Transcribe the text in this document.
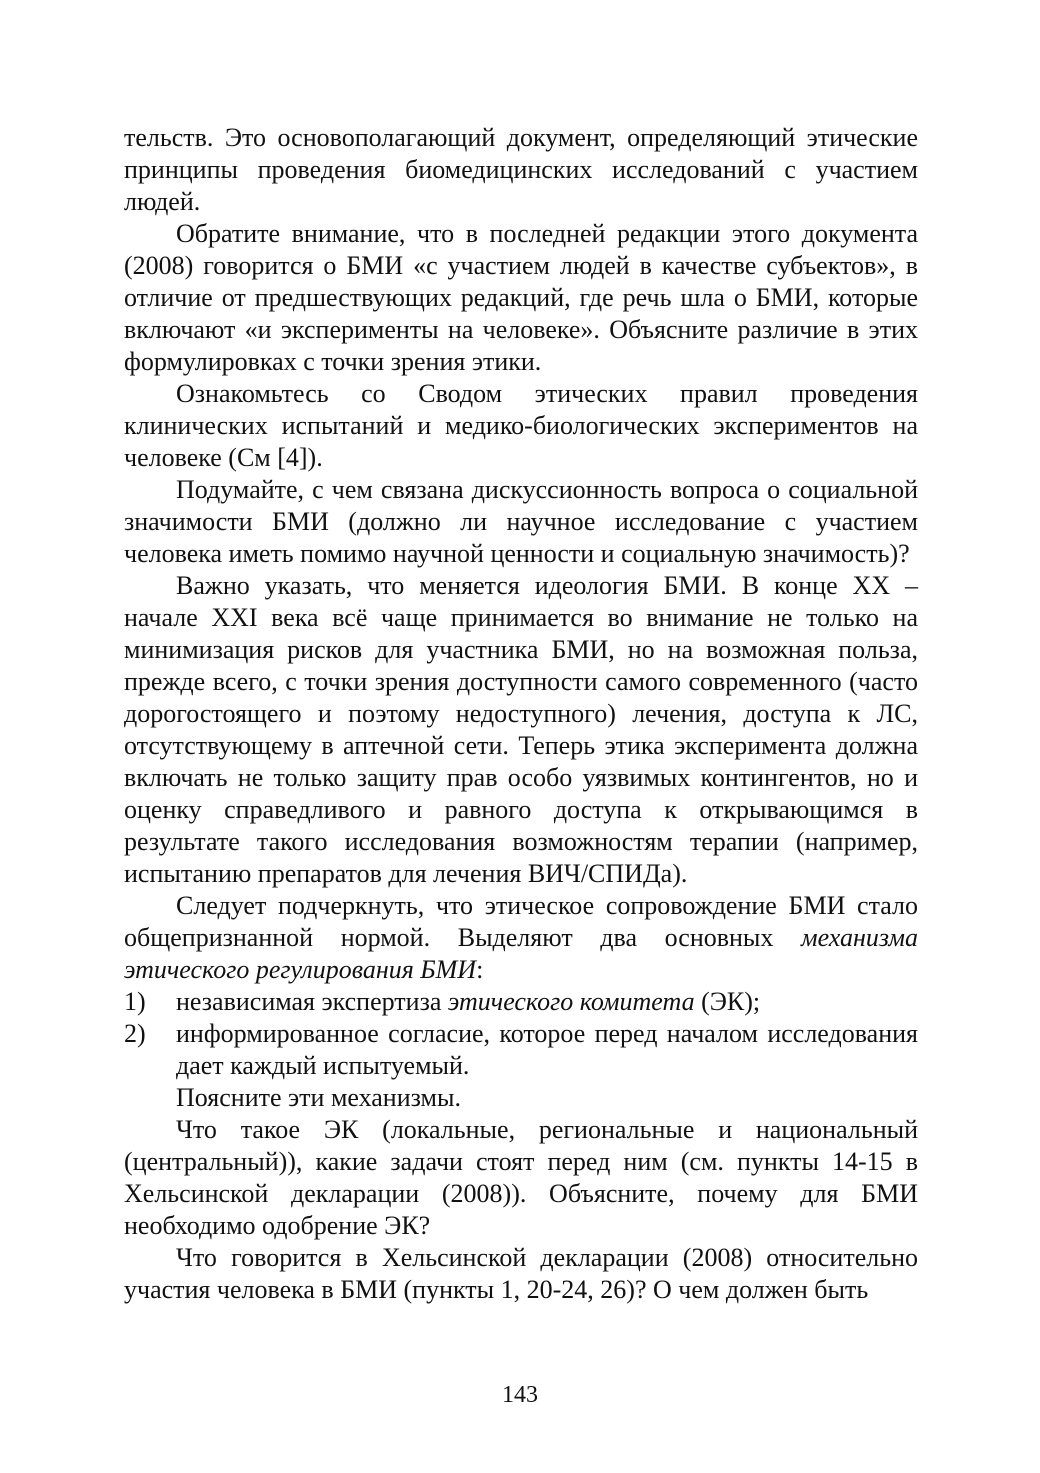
тельств. Это основополагающий документ, определяющий этические принципы проведения биомедицинских исследований с участием людей.

Обратите внимание, что в последней редакции этого документа (2008) говорится о БМИ «с участием людей в качестве субъектов», в отличие от предшествующих редакций, где речь шла о БМИ, которые включают «и эксперименты на человеке». Объясните различие в этих формулировках с точки зрения этики.

Ознакомьтесь со Сводом этических правил проведения клинических испытаний и медико-биологических экспериментов на человеке (См [4]).

Подумайте, с чем связана дискуссионность вопроса о социальной значимости БМИ (должно ли научное исследование с участием человека иметь помимо научной ценности и социальную значимость)?

Важно указать, что меняется идеология БМИ. В конце XX – начале XXI века всё чаще принимается во внимание не только на минимизация рисков для участника БМИ, но на возможная польза, прежде всего, с точки зрения доступности самого современного (часто дорогостоящего и поэтому недоступного) лечения, доступа к ЛС, отсутствующему в аптечной сети. Теперь этика эксперимента должна включать не только защиту прав особо уязвимых контингентов, но и оценку справедливого и равного доступа к открывающимся в результате такого исследования возможностям терапии (например, испытанию препаратов для лечения ВИЧ/СПИДа).

Следует подчеркнуть, что этическое сопровождение БМИ стало общепризнанной нормой. Выделяют два основных механизма этического регулирования БМИ:

1)	независимая экспертиза этического комитета (ЭК);
2)	информированное согласие, которое перед началом исследования дает каждый испытуемый.

Поясните эти механизмы.

Что такое ЭК (локальные, региональные и национальный (центральный)), какие задачи стоят перед ним (см. пункты 14-15 в Хельсинской декларации (2008)). Объясните, почему для БМИ необходимо одобрение ЭК?

Что говорится в Хельсинской декларации (2008) относительно участия человека в БМИ (пункты 1, 20-24, 26)? О чем должен быть

143
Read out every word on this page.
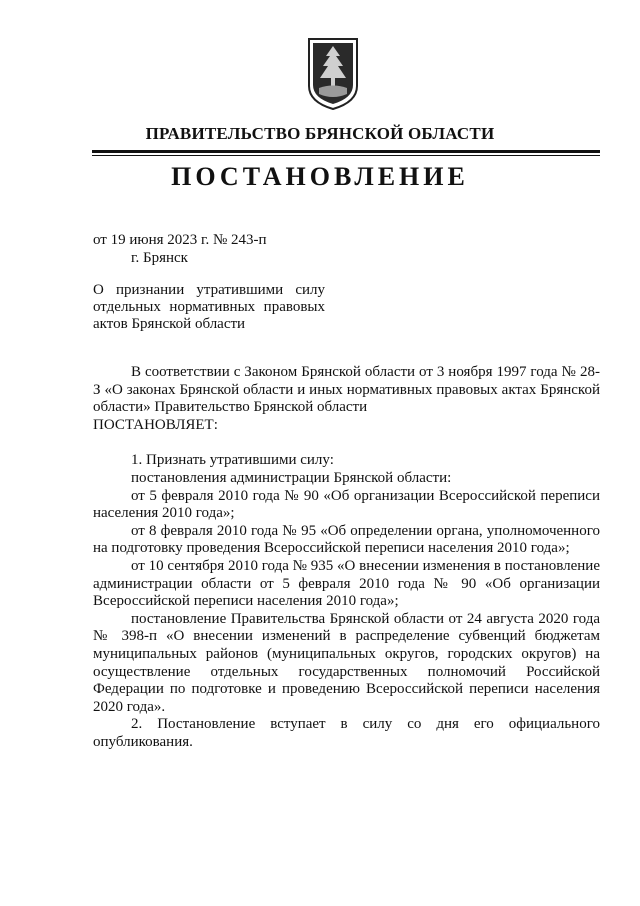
ПРАВИТЕЛЬСТВО БРЯНСКОЙ ОБЛАСТИ
ПОСТАНОВЛЕНИЕ
от 19 июня 2023 г. № 243-п
г. Брянск
О признании утратившими силу
отдельных нормативных правовых
актов Брянской области

В соответствии с Законом Брянской области от 3 ноября 1997 года № 28-З «О законах Брянской области и иных нормативных правовых актах Брянской области» Правительство Брянской области

ПОСТАНОВЛЯЕТ:

1. Признать утратившими силу:

постановления администрации Брянской области:

от 5 февраля 2010 года № 90 «Об организации Всероссийской переписи населения 2010 года»;

от 8 февраля 2010 года № 95 «Об определении органа, уполномоченного на подготовку проведения Всероссийской переписи населения 2010 года»;

от 10 сентября 2010 года № 935 «О внесении изменения в постановление администрации области от 5 февраля 2010 года № 90 «Об организации Всероссийской переписи населения 2010 года»;

постановление Правительства Брянской области от 24 августа 2020 года № 398-п «О внесении изменений в распределение субвенций бюджетам муниципальных районов (муниципальных округов, городских округов) на осуществление отдельных государственных полномочий Российской Федерации по подготовке и проведению Всероссийской переписи населения 2020 года».

2. Постановление вступает в силу со дня его официального опубликования.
================================
• TASK DIRECTIONS:
Output all of the records exactly as they appear above, but not the pictures.

• OUTPUT FOR THIS TASK:
Transcribe the text in this document.
тельств. Это основополагающий документ, определяющий этические принципы проведения биомедицинских исследований с участием людей.

Обратите внимание, что в последней редакции этого документа (2008) говорится о БМИ «с участием людей в качестве субъектов», в отличие от предшествующих редакций, где речь шла о БМИ, которые включают «и эксперименты на человеке». Объясните различие в этих формулировках с точки зрения этики.

Ознакомьтесь со Сводом этических правил проведения клинических испытаний и медико-биологических экспериментов на человеке (См [4]).

Подумайте, с чем связана дискуссионность вопроса о социальной значимости БМИ (должно ли научное исследование с участием человека иметь помимо научной ценности и социальную значимость)?

Важно указать, что меняется идеология БМИ. В конце XX – начале XXI века всё чаще принимается во внимание не только на минимизация рисков для участника БМИ, но на возможная польза, прежде всего, с точки зрения доступности самого современного (часто дорогостоящего и поэтому недоступного) лечения, доступа к ЛС, отсутствующему в аптечной сети. Теперь этика эксперимента должна включать не только защиту прав особо уязвимых контингентов, но и оценку справедливого и равного доступа к открывающимся в результате такого исследования возможностям терапии (например, испытанию препаратов для лечения ВИЧ/СПИДа).

Следует подчеркнуть, что этическое сопровождение БМИ стало общепризнанной нормой. Выделяют два основных механизма этического регулирования БМИ:

1)	независимая экспертиза этического комитета (ЭК);
2)	информированное согласие, которое перед началом исследования дает каждый испытуемый.

Поясните эти механизмы.

Что такое ЭК (локальные, региональные и национальный (центральный)), какие задачи стоят перед ним (см. пункты 14-15 в Хельсинской декларации (2008)). Объясните, почему для БМИ необходимо одобрение ЭК?

Что говорится в Хельсинской декларации (2008) относительно участия человека в БМИ (пункты 1, 20-24, 26)? О чем должен быть

143
Read out every word on this page.
ПРАВИТЕЛЬСТВО БРЯНСКОЙ ОБЛАСТИ
ПОСТАНОВЛЕНИЕ
от 19 июня 2023 г. № 243-п
г. Брянск
О признании утратившими силу
отдельных нормативных правовых
актов Брянской области

В соответствии с Законом Брянской области от 3 ноября 1997 года № 28-З «О законах Брянской области и иных нормативных правовых актах Брянской области» Правительство Брянской области

ПОСТАНОВЛЯЕТ:

1. Признать утратившими силу:

постановления администрации Брянской области:

от 5 февраля 2010 года № 90 «Об организации Всероссийской переписи населения 2010 года»;

от 8 февраля 2010 года № 95 «Об определении органа, уполномоченного на подготовку проведения Всероссийской переписи населения 2010 года»;

от 10 сентября 2010 года № 935 «О внесении изменения в постановление администрации области от 5 февраля 2010 года № 90 «Об организации Всероссийской переписи населения 2010 года»;

постановление Правительства Брянской области от 24 августа 2020 года № 398-п «О внесении изменений в распределение субвенций бюджетам муниципальных районов (муниципальных округов, городских округов) на осуществление отдельных государственных полномочий Российской Федерации по подготовке и проведению Всероссийской переписи населения 2020 года».

2. Постановление вступает в силу со дня его официального опубликования.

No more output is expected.